TASK DESCRIPTION – Copy out all the lines in the records that include the word "Catch".

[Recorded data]

____

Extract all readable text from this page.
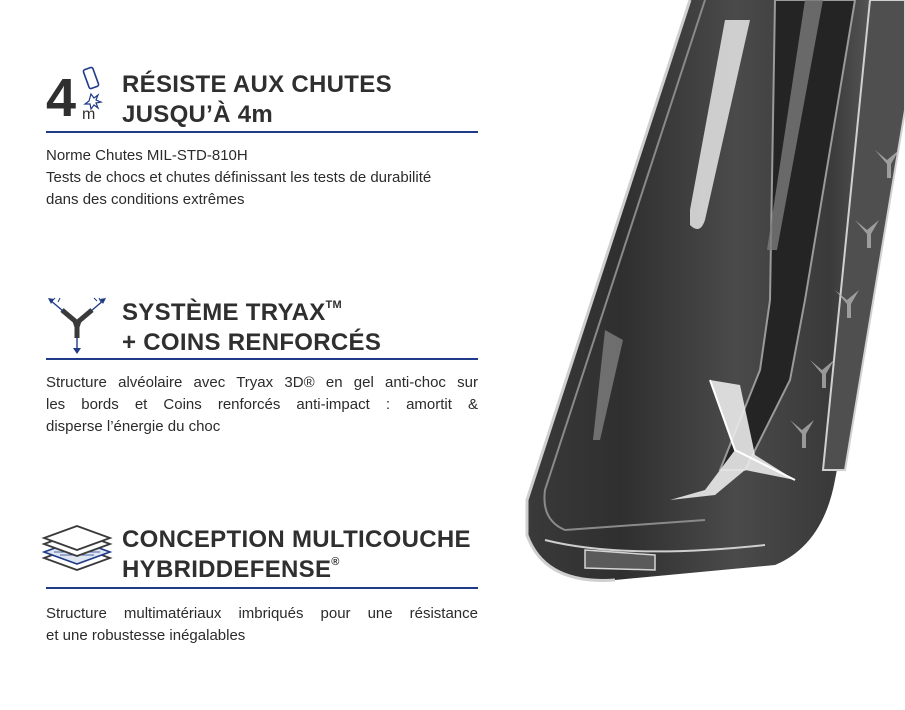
4 m
RÉSISTE AUX CHUTES
JUSQU’À 4m
Norme Chutes MIL-STD-810H
Tests de chocs et chutes définissant les tests de durabilité
dans des conditions extrêmes
SYSTÈME TRYAX™
+ COINS RENFORCÉS
Structure alvéolaire avec Tryax 3D® en gel anti-choc sur
les bords et Coins renforcés anti-impact : amortit &
disperse l’énergie du choc
CONCEPTION MULTICOUCHE
HYBRIDDEFENSE®
Structure multimatériaux imbriqués pour une résistance
et une robustesse inégalables
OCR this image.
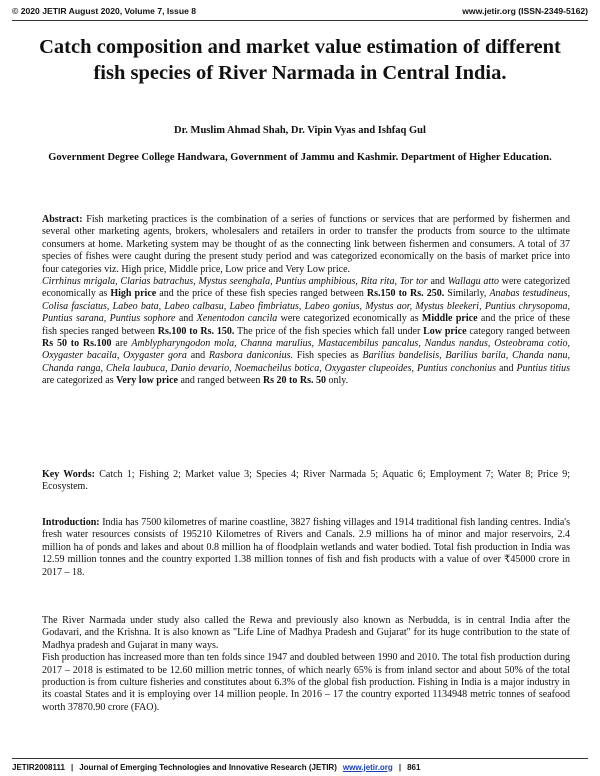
© 2020 JETIR August 2020, Volume 7, Issue 8	www.jetir.org (ISSN-2349-5162)
Catch composition and market value estimation of different fish species of River Narmada in Central India.
Dr. Muslim Ahmad Shah, Dr. Vipin Vyas and Ishfaq Gul
Government Degree College Handwara, Government of Jammu and Kashmir. Department of Higher Education.

Abstract: Fish marketing practices is the combination of a series of functions or services that are performed by fishermen and several other marketing agents, brokers, wholesalers and retailers in order to transfer the products from source to the ultimate consumers at home. Marketing system may be thought of as the connecting link between fishermen and consumers. A total of 37 species of fishes were caught during the present study period and was categorized economically on the basis of market price into four categories viz. High price, Middle price, Low price and Very Low price.

Cirrhinus mrigala, Clarias batrachus, Mystus seenghala, Puntius amphibious, Rita rita, Tor tor and Wallagu atto were categorized economically as High price and the price of these fish species ranged between Rs.150 to Rs. 250. Similarly, Anabas testudineus, Colisa fasciatus, Labeo bata, Labeo calbasu, Labeo fimbriatus, Labeo gonius, Mystus aor, Mystus bleekeri, Puntius chrysopoma, Puntius sarana, Puntius sophore and Xenentodon cancila were categorized economically as Middle price and the price of these fish species ranged between Rs.100 to Rs. 150. The price of the fish species which fall under Low price category ranged between Rs 50 to Rs.100 are Amblypharyngodon mola, Channa marulius, Mastacembilus pancalus, Nandus nandus, Osteobrama cotio, Oxygaster bacaila, Oxygaster gora and Rasbora daniconius. Fish species as Barilius bandelisis, Barilius barila, Chanda nanu, Chanda ranga, Chela laubuca, Danio devario, Noemacheilus botica, Oxygaster clupeoides, Puntius conchonius and Puntius titius are categorized as Very low price and ranged between Rs 20 to Rs. 50 only.

Key Words: Catch 1; Fishing 2; Market value 3; Species 4; River Narmada 5; Aquatic 6; Employment 7; Water 8; Price 9; Ecosystem.

Introduction: India has 7500 kilometres of marine coastline, 3827 fishing villages and 1914 traditional fish landing centres. India's fresh water resources consists of 195210 Kilometres of Rivers and Canals. 2.9 millions ha of minor and major reservoirs, 2.4 million ha of ponds and lakes and about 0.8 million ha of floodplain wetlands and water bodied. Total fish production in India was 12.59 million tonnes and the country exported 1.38 million tonnes of fish and fish products with a value of over ₹45000 crore in 2017 – 18.

The River Narmada under study also called the Rewa and previously also known as Nerbudda, is in central India after the Godavari, and the Krishna. It is also known as "Life Line of Madhya Pradesh and Gujarat" for its huge contribution to the state of Madhya pradesh and Gujarat in many ways.

Fish production has increased more than ten folds since 1947 and doubled between 1990 and 2010. The total fish production during 2017 – 2018 is estimated to be 12.60 million metric tonnes, of which nearly 65% is from inland sector and about 50% of the total production is from culture fisheries and constitutes about 6.3% of the global fish production. Fishing in India is a major industry in its coastal States and it is employing over 14 million people. In 2016 – 17 the country exported 1134948 metric tonnes of seafood worth 37870.90 crore (FAO).

JETIR2008111 | Journal of Emerging Technologies and Innovative Research (JETIR) www.jetir.org | 861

____

RESULT FOR THIS EXERCISE –
Catch composition and market value estimation of different fish species of River Narmada in Central India.
Key Words: Catch 1; Fishing 2; Market value 3; Species 4; River Narmada 5; Aquatic 6; Employment 7; Water 8; Price 9; Ecosystem.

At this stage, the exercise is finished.